Data excerpts

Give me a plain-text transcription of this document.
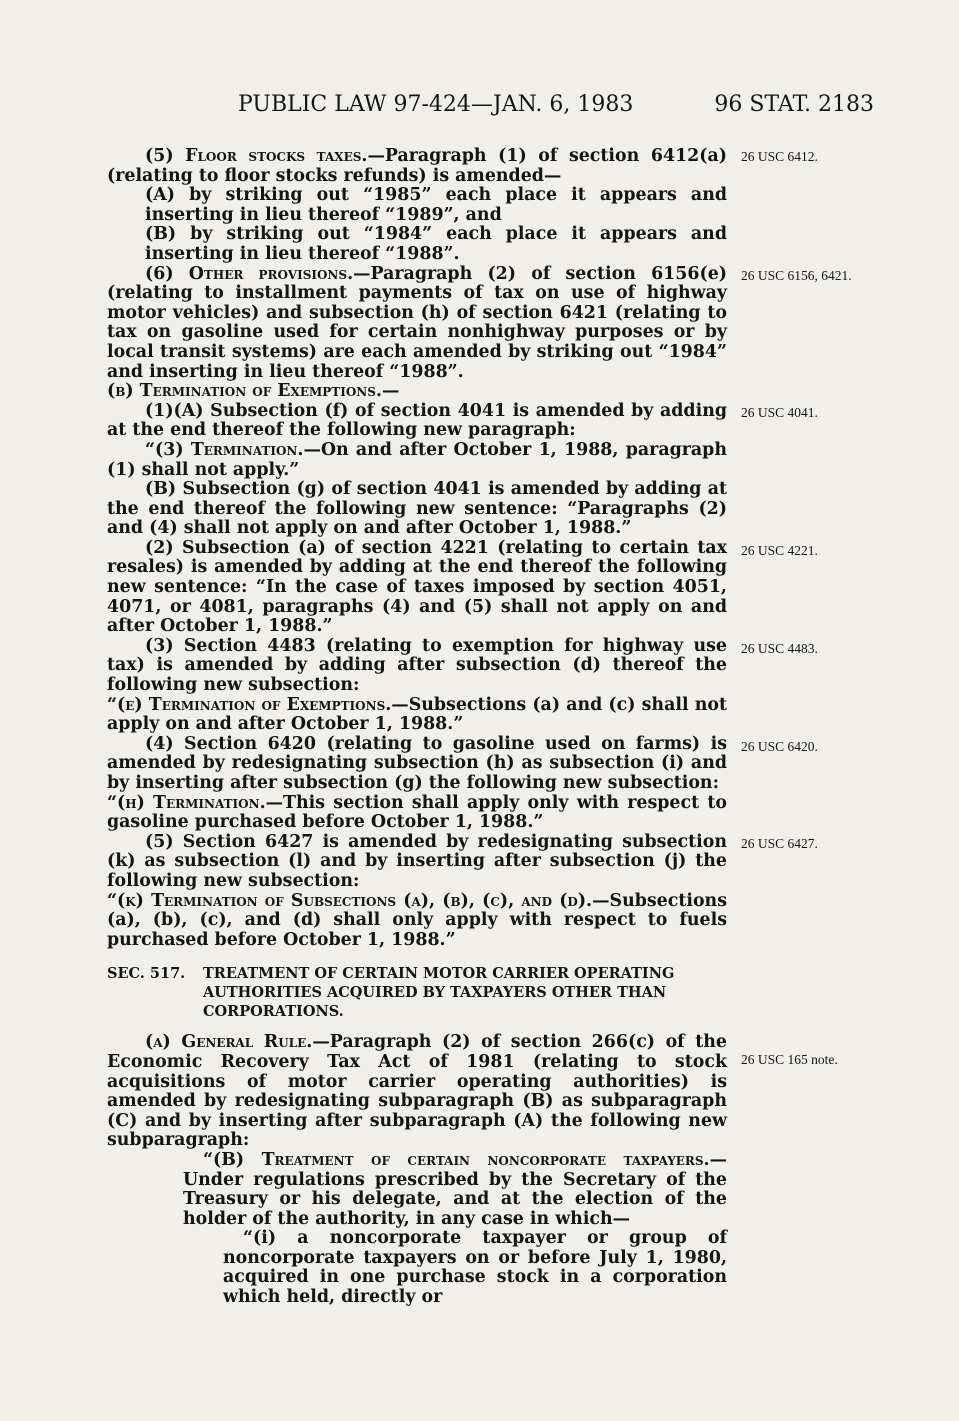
PUBLIC LAW 97-424—JAN. 6, 1983	96 STAT. 2183

(5) Floor stocks taxes.—Paragraph (1) of section 6412(a) (relating to floor stocks refunds) is amended—

(A) by striking out “1985” each place it appears and inserting in lieu thereof “1989”, and

(B) by striking out “1984” each place it appears and inserting in lieu thereof “1988”.

(6) Other provisions.—Paragraph (2) of section 6156(e) (relating to installment payments of tax on use of highway motor vehicles) and subsection (h) of section 6421 (relating to tax on gasoline used for certain nonhighway purposes or by local transit systems) are each amended by striking out “1984” and inserting in lieu thereof “1988”.

(b) Termination of Exemptions.—

(1)(A) Subsection (f) of section 4041 is amended by adding at the end thereof the following new paragraph:

“(3) Termination.—On and after October 1, 1988, paragraph (1) shall not apply.”

(B) Subsection (g) of section 4041 is amended by adding at the end thereof the following new sentence: “Paragraphs (2) and (4) shall not apply on and after October 1, 1988.”

(2) Subsection (a) of section 4221 (relating to certain tax resales) is amended by adding at the end thereof the following new sentence: “In the case of taxes imposed by section 4051, 4071, or 4081, paragraphs (4) and (5) shall not apply on and after October 1, 1988.”

(3) Section 4483 (relating to exemption for highway use tax) is amended by adding after subsection (d) thereof the following new subsection:

“(e) Termination of Exemptions.—Subsections (a) and (c) shall not apply on and after October 1, 1988.”

(4) Section 6420 (relating to gasoline used on farms) is amended by redesignating subsection (h) as subsection (i) and by inserting after subsection (g) the following new subsection:

“(h) Termination.—This section shall apply only with respect to gasoline purchased before October 1, 1988.”

(5) Section 6427 is amended by redesignating subsection (k) as subsection (l) and by inserting after subsection (j) the following new subsection:

“(k) Termination of Subsections (a), (b), (c), and (d).—Subsections (a), (b), (c), and (d) shall only apply with respect to fuels purchased before October 1, 1988.”

SEC. 517. TREATMENT OF CERTAIN MOTOR CARRIER OPERATING AUTHORITIES ACQUIRED BY TAXPAYERS OTHER THAN CORPORATIONS.

(a) General Rule.—Paragraph (2) of section 266(c) of the Economic Recovery Tax Act of 1981 (relating to stock acquisitions of motor carrier operating authorities) is amended by redesignating subparagraph (B) as subparagraph (C) and by inserting after subparagraph (A) the following new subparagraph:

“(B) Treatment of certain noncorporate taxpayers.—Under regulations prescribed by the Secretary of the Treasury or his delegate, and at the election of the holder of the authority, in any case in which—

“(i) a noncorporate taxpayer or group of noncorporate taxpayers on or before July 1, 1980, acquired in one purchase stock in a corporation which held, directly or

26 USC 6412.
26 USC 6156, 6421.
26 USC 4041.
26 USC 4221.
26 USC 4483.
26 USC 6420.
26 USC 6427.
26 USC 165 note.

Stated task
Exclude the pictures, and transcribe all of the material exactly.

Full solution
Give me a plain-text transcription of this document.
PUBLIC LAW 97-424—JAN. 6, 1983	96 STAT. 2183

(5) Floor stocks taxes.—Paragraph (1) of section 6412(a) (relating to floor stocks refunds) is amended—

(A) by striking out “1985” each place it appears and inserting in lieu thereof “1989”, and

(B) by striking out “1984” each place it appears and inserting in lieu thereof “1988”.

(6) Other provisions.—Paragraph (2) of section 6156(e) (relating to installment payments of tax on use of highway motor vehicles) and subsection (h) of section 6421 (relating to tax on gasoline used for certain nonhighway purposes or by local transit systems) are each amended by striking out “1984” and inserting in lieu thereof “1988”.

(b) Termination of Exemptions.—

(1)(A) Subsection (f) of section 4041 is amended by adding at the end thereof the following new paragraph:

“(3) Termination.—On and after October 1, 1988, paragraph (1) shall not apply.”

(B) Subsection (g) of section 4041 is amended by adding at the end thereof the following new sentence: “Paragraphs (2) and (4) shall not apply on and after October 1, 1988.”

(2) Subsection (a) of section 4221 (relating to certain tax resales) is amended by adding at the end thereof the following new sentence: “In the case of taxes imposed by section 4051, 4071, or 4081, paragraphs (4) and (5) shall not apply on and after October 1, 1988.”

(3) Section 4483 (relating to exemption for highway use tax) is amended by adding after subsection (d) thereof the following new subsection:

“(e) Termination of Exemptions.—Subsections (a) and (c) shall not apply on and after October 1, 1988.”

(4) Section 6420 (relating to gasoline used on farms) is amended by redesignating subsection (h) as subsection (i) and by inserting after subsection (g) the following new subsection:

“(h) Termination.—This section shall apply only with respect to gasoline purchased before October 1, 1988.”

(5) Section 6427 is amended by redesignating subsection (k) as subsection (l) and by inserting after subsection (j) the following new subsection:

“(k) Termination of Subsections (a), (b), (c), and (d).—Subsections (a), (b), (c), and (d) shall only apply with respect to fuels purchased before October 1, 1988.”

SEC. 517. TREATMENT OF CERTAIN MOTOR CARRIER OPERATING AUTHORITIES ACQUIRED BY TAXPAYERS OTHER THAN CORPORATIONS.

(a) General Rule.—Paragraph (2) of section 266(c) of the Economic Recovery Tax Act of 1981 (relating to stock acquisitions of motor carrier operating authorities) is amended by redesignating subparagraph (B) as subparagraph (C) and by inserting after subparagraph (A) the following new subparagraph:

“(B) Treatment of certain noncorporate taxpayers.—Under regulations prescribed by the Secretary of the Treasury or his delegate, and at the election of the holder of the authority, in any case in which—

“(i) a noncorporate taxpayer or group of noncorporate taxpayers on or before July 1, 1980, acquired in one purchase stock in a corporation which held, directly or

26 USC 6412.
26 USC 6156, 6421.
26 USC 4041.
26 USC 4221.
26 USC 4483.
26 USC 6420.
26 USC 6427.
26 USC 165 note.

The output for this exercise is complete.